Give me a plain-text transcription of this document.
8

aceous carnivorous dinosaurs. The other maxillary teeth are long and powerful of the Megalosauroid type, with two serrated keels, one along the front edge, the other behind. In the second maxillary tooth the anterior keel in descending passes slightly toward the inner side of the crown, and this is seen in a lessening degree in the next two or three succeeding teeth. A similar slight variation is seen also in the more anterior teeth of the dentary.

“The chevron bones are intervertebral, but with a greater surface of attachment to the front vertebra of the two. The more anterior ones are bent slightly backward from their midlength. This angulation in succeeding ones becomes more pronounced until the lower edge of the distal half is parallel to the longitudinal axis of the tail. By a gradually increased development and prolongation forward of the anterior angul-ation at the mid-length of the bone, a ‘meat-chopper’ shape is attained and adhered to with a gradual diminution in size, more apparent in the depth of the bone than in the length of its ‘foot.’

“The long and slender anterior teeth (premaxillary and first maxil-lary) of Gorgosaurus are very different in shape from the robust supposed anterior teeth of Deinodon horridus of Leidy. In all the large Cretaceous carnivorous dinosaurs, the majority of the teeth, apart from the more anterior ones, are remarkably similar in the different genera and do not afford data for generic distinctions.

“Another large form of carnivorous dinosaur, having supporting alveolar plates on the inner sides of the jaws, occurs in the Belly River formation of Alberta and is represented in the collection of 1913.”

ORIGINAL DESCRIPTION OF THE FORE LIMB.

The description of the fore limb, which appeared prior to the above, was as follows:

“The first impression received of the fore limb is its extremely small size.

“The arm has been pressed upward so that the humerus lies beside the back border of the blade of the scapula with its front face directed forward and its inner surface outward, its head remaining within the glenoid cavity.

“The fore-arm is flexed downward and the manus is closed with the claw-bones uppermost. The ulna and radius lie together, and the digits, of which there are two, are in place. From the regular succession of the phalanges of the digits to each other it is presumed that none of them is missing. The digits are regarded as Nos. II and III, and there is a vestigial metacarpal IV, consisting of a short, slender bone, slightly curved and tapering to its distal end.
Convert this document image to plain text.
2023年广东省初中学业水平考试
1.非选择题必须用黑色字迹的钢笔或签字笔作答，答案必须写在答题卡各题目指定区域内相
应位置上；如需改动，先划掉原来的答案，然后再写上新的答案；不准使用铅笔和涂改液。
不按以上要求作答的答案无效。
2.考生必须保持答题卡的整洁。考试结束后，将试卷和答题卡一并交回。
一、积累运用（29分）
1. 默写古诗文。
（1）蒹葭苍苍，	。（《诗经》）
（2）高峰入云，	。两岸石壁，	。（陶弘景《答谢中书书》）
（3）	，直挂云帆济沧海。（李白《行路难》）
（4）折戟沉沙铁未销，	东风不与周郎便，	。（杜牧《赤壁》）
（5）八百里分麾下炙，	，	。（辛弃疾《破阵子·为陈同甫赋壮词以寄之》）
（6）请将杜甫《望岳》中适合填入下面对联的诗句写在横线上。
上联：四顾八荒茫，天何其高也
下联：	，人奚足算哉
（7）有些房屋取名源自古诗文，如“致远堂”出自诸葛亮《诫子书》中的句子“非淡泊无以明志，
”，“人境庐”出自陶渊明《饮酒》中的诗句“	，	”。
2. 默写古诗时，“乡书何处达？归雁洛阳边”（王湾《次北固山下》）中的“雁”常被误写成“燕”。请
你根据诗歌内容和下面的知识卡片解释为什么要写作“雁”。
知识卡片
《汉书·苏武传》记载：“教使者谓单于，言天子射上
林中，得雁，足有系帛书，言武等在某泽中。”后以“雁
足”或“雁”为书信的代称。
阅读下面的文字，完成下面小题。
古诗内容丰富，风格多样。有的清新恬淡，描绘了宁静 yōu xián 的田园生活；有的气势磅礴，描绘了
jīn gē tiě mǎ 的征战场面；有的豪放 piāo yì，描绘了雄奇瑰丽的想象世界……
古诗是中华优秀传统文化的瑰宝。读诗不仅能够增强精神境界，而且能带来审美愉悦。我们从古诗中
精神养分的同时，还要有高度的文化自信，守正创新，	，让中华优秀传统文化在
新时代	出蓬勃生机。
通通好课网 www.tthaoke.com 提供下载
------
### Job
Lines containing the word "document" must all be returned from the material above.

### The result
Give me a plain-text transcription of this document.
Convert this document image to plain text.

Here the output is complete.